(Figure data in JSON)
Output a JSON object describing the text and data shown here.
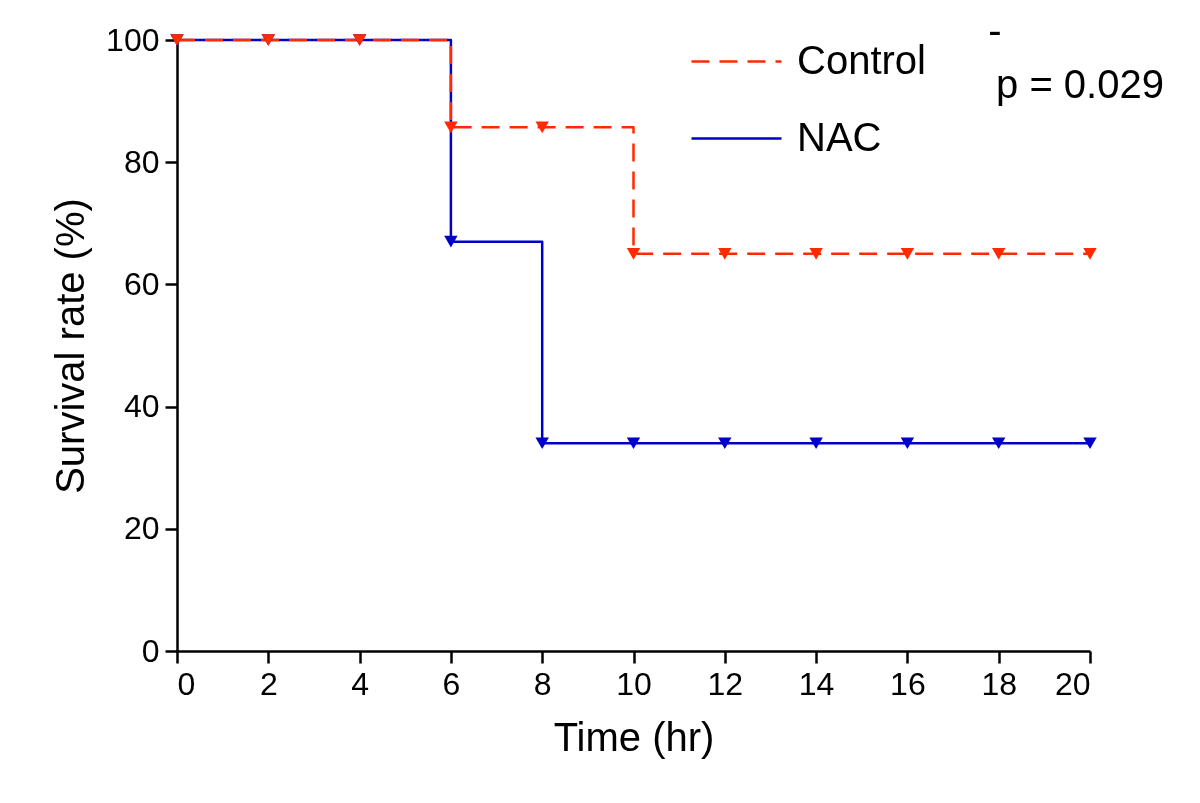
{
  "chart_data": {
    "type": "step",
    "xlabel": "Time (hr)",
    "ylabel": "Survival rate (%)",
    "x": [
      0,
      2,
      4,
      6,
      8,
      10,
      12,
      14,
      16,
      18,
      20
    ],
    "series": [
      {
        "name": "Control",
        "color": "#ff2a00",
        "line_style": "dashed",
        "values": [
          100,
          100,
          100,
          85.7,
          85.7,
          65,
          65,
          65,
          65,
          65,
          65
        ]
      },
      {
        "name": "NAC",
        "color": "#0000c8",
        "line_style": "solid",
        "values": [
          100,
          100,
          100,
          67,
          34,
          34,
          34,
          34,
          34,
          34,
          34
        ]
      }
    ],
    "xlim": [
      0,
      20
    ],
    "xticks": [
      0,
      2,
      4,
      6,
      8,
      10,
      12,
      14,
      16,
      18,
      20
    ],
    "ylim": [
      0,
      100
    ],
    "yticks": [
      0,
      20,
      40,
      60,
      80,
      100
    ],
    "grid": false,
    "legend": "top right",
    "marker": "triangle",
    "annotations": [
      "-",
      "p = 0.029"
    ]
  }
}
==
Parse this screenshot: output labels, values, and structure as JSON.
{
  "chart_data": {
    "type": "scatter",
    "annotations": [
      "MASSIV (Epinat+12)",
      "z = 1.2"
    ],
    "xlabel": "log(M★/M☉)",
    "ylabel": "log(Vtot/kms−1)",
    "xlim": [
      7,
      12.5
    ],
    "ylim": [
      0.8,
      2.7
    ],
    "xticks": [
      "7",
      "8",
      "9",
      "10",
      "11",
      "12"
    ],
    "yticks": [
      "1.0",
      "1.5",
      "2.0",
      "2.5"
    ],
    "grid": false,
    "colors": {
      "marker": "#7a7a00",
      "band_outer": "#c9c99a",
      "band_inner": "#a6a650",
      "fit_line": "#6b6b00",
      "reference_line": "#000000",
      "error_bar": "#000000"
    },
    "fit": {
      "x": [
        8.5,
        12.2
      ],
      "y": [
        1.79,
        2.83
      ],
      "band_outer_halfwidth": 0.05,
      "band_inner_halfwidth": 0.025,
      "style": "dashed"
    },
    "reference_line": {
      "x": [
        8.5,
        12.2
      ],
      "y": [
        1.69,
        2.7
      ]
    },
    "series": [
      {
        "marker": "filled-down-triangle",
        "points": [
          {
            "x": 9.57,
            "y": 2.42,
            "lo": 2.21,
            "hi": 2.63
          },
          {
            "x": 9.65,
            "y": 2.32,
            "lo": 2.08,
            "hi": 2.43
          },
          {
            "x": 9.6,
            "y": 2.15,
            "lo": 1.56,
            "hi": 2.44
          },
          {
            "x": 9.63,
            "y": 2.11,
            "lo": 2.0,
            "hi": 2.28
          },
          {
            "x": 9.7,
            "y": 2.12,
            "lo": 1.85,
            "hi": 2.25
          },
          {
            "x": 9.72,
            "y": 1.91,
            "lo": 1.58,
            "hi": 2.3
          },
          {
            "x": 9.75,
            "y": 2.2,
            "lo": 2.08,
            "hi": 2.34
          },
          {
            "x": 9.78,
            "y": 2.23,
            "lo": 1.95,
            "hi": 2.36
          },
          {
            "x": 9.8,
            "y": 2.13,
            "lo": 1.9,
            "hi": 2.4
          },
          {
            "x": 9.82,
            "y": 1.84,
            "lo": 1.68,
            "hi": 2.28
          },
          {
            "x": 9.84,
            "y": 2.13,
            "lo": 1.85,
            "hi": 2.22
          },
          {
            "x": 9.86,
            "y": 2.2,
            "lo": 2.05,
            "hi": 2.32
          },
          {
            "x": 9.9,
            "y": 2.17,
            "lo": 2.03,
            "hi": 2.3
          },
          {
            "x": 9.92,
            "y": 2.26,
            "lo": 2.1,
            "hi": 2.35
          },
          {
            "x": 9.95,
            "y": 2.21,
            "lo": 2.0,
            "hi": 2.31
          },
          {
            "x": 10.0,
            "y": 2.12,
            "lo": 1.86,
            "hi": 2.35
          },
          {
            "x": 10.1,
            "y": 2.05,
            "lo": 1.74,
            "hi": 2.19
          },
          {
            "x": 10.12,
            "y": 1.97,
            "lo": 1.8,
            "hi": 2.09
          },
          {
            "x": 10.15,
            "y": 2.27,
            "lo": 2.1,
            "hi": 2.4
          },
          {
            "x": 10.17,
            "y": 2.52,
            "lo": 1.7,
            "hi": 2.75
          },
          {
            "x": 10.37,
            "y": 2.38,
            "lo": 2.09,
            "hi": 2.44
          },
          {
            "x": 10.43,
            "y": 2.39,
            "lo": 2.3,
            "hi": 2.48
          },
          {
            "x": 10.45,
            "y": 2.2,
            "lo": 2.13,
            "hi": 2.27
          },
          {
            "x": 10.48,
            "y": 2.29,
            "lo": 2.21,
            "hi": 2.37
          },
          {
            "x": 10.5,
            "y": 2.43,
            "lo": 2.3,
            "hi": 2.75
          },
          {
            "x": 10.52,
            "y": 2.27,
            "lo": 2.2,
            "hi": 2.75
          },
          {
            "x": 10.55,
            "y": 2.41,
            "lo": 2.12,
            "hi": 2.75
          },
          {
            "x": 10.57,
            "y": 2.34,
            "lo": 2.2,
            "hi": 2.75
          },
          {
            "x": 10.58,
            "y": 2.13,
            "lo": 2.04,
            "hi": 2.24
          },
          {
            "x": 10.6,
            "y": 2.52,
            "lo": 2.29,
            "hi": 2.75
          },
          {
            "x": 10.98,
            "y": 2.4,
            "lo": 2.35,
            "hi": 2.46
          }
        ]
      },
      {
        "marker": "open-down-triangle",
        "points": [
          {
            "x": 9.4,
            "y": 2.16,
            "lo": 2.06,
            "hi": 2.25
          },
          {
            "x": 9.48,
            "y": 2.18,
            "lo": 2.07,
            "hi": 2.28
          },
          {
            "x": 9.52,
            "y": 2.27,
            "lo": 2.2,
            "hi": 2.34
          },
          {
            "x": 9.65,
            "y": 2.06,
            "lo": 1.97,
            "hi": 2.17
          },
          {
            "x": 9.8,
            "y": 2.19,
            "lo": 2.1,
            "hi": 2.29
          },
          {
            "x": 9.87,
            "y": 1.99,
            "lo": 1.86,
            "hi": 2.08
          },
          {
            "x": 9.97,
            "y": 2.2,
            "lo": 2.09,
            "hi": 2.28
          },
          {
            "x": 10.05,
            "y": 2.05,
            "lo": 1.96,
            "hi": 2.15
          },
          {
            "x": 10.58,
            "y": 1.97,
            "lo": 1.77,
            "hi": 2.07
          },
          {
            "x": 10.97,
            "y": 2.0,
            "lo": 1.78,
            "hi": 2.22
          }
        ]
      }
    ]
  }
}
==
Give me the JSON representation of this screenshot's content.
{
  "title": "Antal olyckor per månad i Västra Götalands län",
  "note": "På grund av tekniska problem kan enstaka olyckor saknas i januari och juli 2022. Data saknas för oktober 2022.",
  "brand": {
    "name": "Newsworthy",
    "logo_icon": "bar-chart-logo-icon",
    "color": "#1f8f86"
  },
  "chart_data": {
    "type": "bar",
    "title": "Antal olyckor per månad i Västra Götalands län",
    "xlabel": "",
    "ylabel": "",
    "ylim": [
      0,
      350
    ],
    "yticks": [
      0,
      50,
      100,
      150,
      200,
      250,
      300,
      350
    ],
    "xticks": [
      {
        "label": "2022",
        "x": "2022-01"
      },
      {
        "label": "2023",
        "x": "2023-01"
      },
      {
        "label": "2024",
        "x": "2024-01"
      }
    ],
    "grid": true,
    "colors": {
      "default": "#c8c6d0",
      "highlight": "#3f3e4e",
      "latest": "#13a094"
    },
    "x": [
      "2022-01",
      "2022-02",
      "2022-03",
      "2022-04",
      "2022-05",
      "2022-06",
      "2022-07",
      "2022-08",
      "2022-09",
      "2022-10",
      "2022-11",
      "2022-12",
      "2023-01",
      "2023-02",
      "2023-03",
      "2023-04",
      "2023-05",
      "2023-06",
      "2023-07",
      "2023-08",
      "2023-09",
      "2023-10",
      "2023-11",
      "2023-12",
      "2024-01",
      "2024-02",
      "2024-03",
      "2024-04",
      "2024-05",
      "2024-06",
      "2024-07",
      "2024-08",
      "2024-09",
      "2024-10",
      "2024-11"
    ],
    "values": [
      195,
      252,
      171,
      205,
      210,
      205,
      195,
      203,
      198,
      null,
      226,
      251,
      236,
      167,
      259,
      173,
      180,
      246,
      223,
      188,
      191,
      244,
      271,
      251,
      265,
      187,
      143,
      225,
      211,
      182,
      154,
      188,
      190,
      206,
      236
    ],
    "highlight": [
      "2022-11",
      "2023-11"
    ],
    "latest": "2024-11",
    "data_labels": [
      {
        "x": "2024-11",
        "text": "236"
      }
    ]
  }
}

■ Directions
Pull every line containing the word "text" out of the material.

■ Output of the exercise
Output a JSON object describing the text and data shown here.
        "text": "236"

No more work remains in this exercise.